## START Data for this exercise

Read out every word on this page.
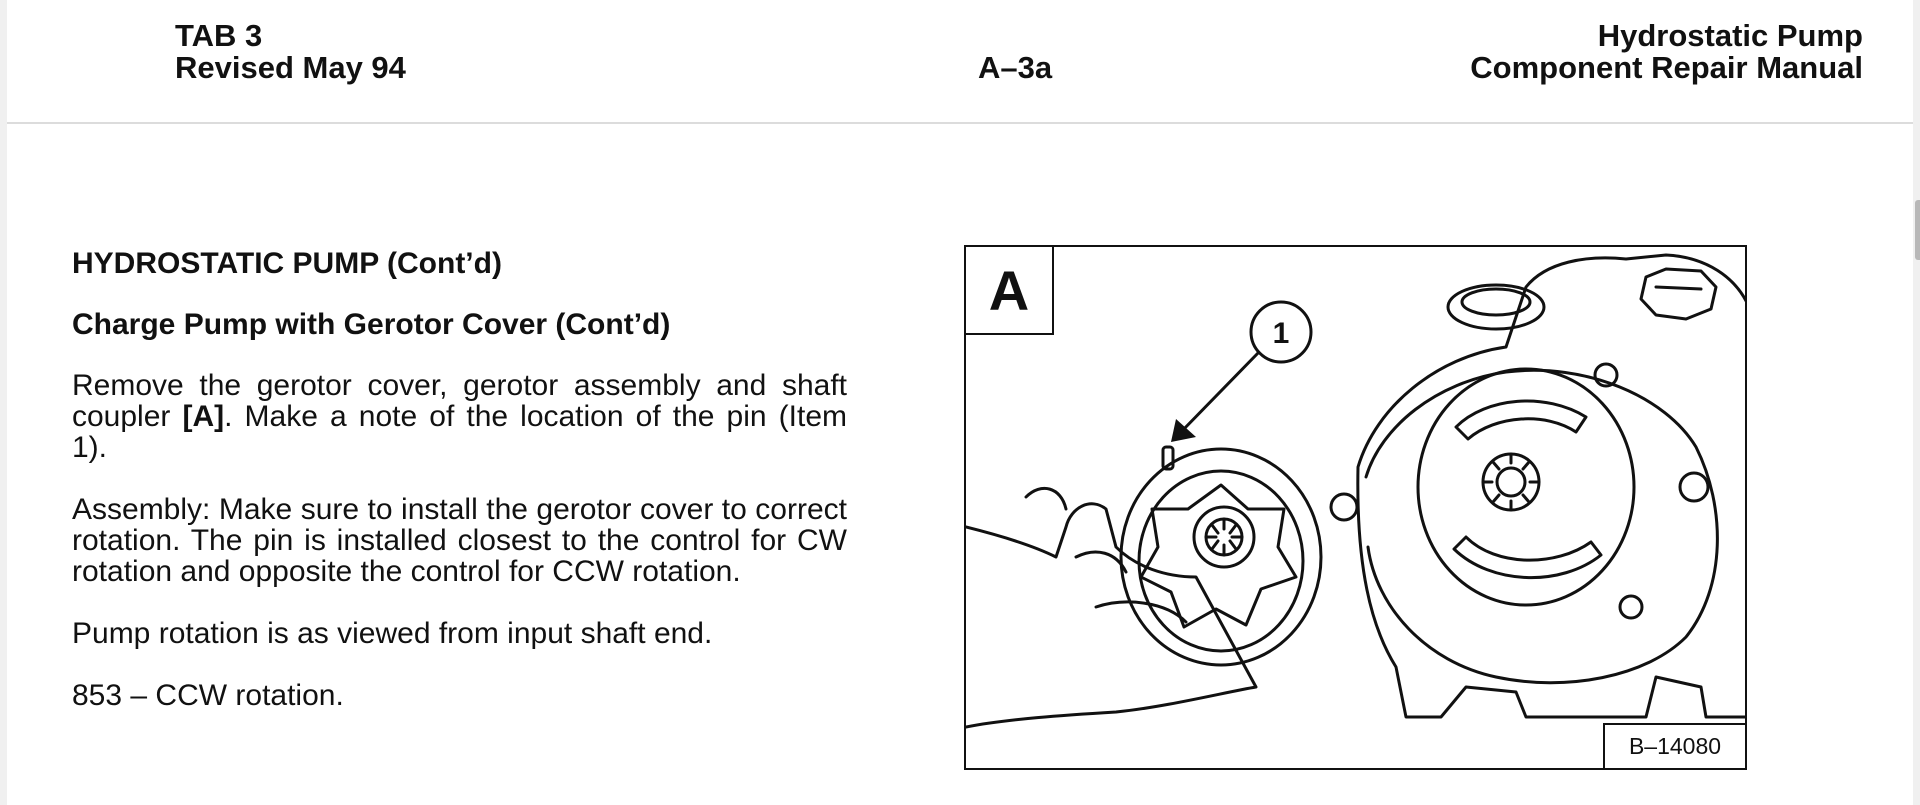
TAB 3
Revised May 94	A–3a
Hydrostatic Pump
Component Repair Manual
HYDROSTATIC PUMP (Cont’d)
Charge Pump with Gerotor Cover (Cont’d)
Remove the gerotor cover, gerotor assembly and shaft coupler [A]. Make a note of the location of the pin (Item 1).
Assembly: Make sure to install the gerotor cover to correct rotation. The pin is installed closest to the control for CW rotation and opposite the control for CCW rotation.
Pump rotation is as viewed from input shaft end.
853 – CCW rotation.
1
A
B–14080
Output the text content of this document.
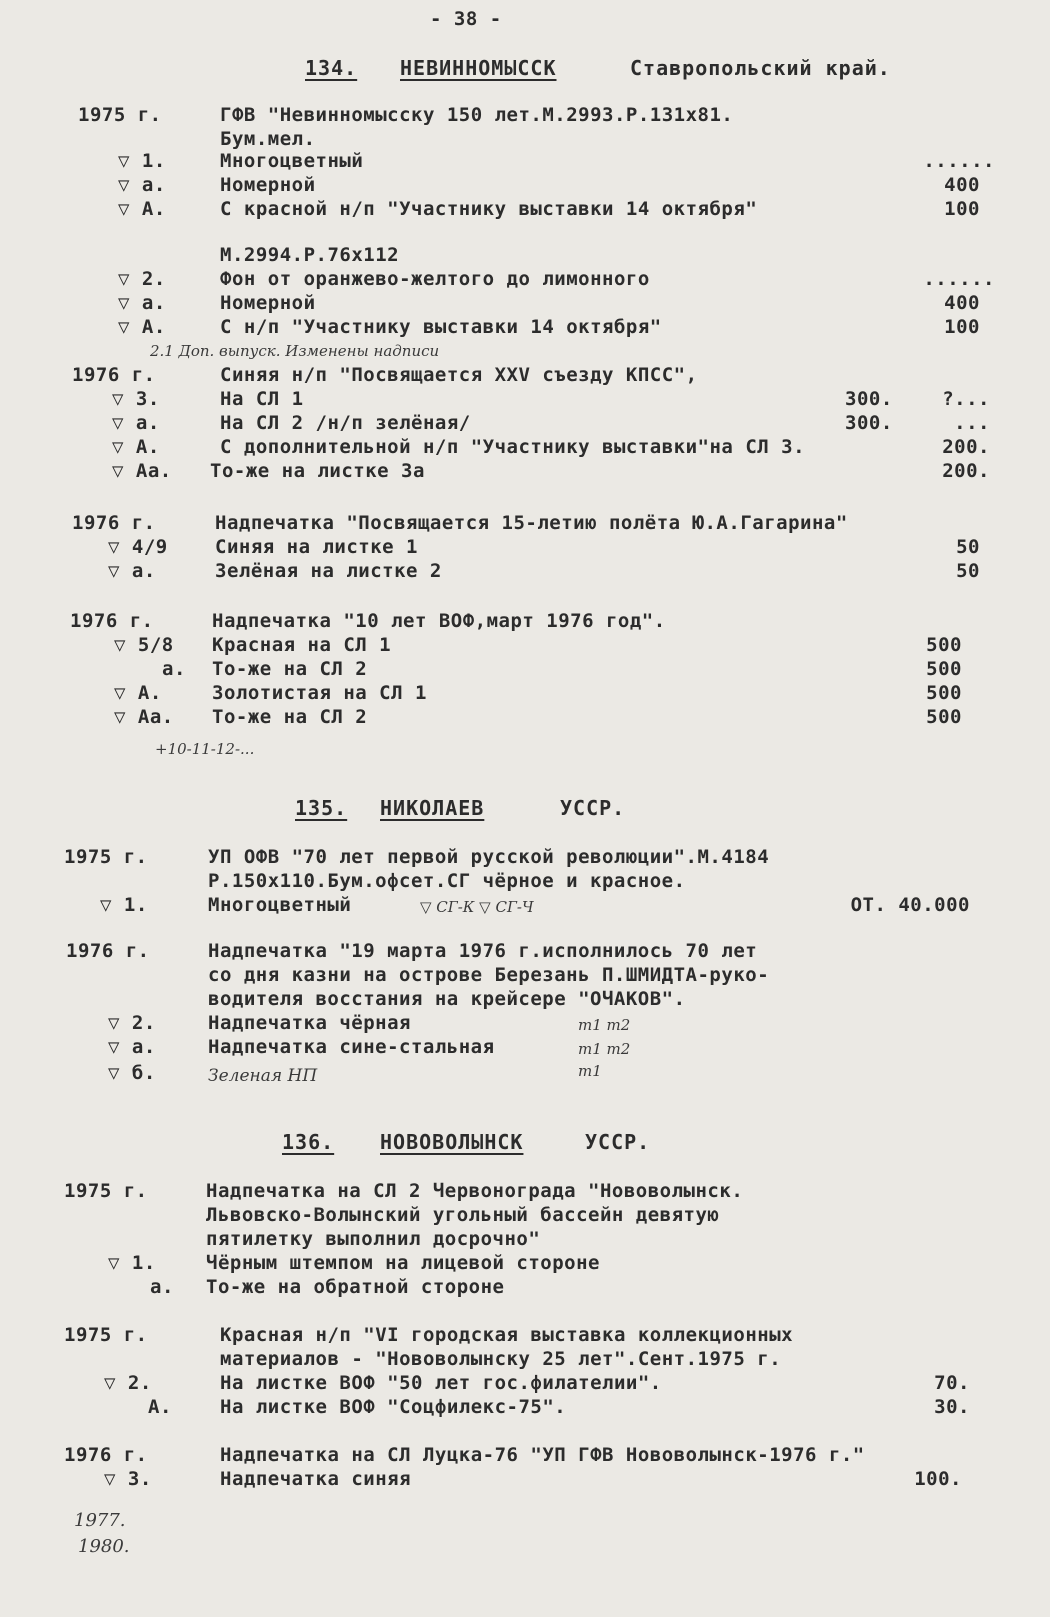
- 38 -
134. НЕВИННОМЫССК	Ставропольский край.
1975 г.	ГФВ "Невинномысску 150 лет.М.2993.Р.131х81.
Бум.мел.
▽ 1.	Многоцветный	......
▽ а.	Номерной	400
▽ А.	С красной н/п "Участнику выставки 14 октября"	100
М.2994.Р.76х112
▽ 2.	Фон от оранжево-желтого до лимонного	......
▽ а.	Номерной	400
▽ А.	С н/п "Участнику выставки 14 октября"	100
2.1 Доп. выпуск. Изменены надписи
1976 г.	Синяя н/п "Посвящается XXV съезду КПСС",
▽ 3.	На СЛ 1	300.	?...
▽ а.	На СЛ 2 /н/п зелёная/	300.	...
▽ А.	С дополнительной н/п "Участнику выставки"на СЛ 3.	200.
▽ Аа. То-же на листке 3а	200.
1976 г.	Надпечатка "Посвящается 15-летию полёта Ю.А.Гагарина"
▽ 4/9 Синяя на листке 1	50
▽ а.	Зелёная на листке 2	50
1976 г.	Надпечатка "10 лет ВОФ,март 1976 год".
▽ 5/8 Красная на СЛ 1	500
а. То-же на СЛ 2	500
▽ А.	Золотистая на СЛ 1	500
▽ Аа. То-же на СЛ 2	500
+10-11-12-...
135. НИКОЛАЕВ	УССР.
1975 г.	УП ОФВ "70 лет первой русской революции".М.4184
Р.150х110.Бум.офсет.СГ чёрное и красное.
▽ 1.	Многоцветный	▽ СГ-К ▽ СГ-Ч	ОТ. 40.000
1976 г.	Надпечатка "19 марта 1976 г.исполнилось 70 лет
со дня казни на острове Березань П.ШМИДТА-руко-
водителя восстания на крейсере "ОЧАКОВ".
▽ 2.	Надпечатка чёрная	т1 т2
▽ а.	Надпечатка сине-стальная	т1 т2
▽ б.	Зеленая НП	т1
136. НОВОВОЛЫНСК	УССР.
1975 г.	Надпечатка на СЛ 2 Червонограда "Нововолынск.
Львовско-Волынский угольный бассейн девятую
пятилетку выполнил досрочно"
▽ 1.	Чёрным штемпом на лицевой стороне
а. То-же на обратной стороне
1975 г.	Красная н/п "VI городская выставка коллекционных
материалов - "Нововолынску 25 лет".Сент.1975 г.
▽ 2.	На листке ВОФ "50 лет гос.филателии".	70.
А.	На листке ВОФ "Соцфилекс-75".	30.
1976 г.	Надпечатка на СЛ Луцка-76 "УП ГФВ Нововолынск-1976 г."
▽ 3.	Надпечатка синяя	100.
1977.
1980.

## END Data for this exercise

### Directions
Transcribe the listing in full. Omit the pictures and keep every line exact.

### Expected answer
Read out every word on this page.
TAB 3
Revised May 94	A–3a
Hydrostatic Pump
Component Repair Manual
HYDROSTATIC PUMP (Cont’d)
Charge Pump with Gerotor Cover (Cont’d)
Remove the gerotor cover, gerotor assembly and shaft coupler [A]. Make a note of the location of the pin (Item 1).
Assembly: Make sure to install the gerotor cover to correct rotation. The pin is installed closest to the control for CW rotation and opposite the control for CCW rotation.
Pump rotation is as viewed from input shaft end.
853 – CCW rotation.
1
A
B–14080
Output the text content of this document.
- 38 -
134. НЕВИННОМЫССК	Ставропольский край.
1975 г.	ГФВ "Невинномысску 150 лет.М.2993.Р.131х81.
Бум.мел.
▽ 1.	Многоцветный	......
▽ а.	Номерной	400
▽ А.	С красной н/п "Участнику выставки 14 октября"	100
М.2994.Р.76х112
▽ 2.	Фон от оранжево-желтого до лимонного	......
▽ а.	Номерной	400
▽ А.	С н/п "Участнику выставки 14 октября"	100
2.1 Доп. выпуск. Изменены надписи
1976 г.	Синяя н/п "Посвящается XXV съезду КПСС",
▽ 3.	На СЛ 1	300.	?...
▽ а.	На СЛ 2 /н/п зелёная/	300.	...
▽ А.	С дополнительной н/п "Участнику выставки"на СЛ 3.	200.
▽ Аа. То-же на листке 3а	200.
1976 г.	Надпечатка "Посвящается 15-летию полёта Ю.А.Гагарина"
▽ 4/9 Синяя на листке 1	50
▽ а.	Зелёная на листке 2	50
1976 г.	Надпечатка "10 лет ВОФ,март 1976 год".
▽ 5/8 Красная на СЛ 1	500
а. То-же на СЛ 2	500
▽ А.	Золотистая на СЛ 1	500
▽ Аа. То-же на СЛ 2	500
+10-11-12-...
135. НИКОЛАЕВ	УССР.
1975 г.	УП ОФВ "70 лет первой русской революции".М.4184
Р.150х110.Бум.офсет.СГ чёрное и красное.
▽ 1.	Многоцветный	▽ СГ-К ▽ СГ-Ч	ОТ. 40.000
1976 г.	Надпечатка "19 марта 1976 г.исполнилось 70 лет
со дня казни на острове Березань П.ШМИДТА-руко-
водителя восстания на крейсере "ОЧАКОВ".
▽ 2.	Надпечатка чёрная	т1 т2
▽ а.	Надпечатка сине-стальная	т1 т2
▽ б.	Зеленая НП	т1
136. НОВОВОЛЫНСК	УССР.
1975 г.	Надпечатка на СЛ 2 Червонограда "Нововолынск.
Львовско-Волынский угольный бассейн девятую
пятилетку выполнил досрочно"
▽ 1.	Чёрным штемпом на лицевой стороне
а. То-же на обратной стороне
1975 г.	Красная н/п "VI городская выставка коллекционных
материалов - "Нововолынску 25 лет".Сент.1975 г.
▽ 2.	На листке ВОФ "50 лет гос.филателии".	70.
А.	На листке ВОФ "Соцфилекс-75".	30.
1976 г.	Надпечатка на СЛ Луцка-76 "УП ГФВ Нововолынск-1976 г."
▽ 3.	Надпечатка синяя	100.
1977.
1980.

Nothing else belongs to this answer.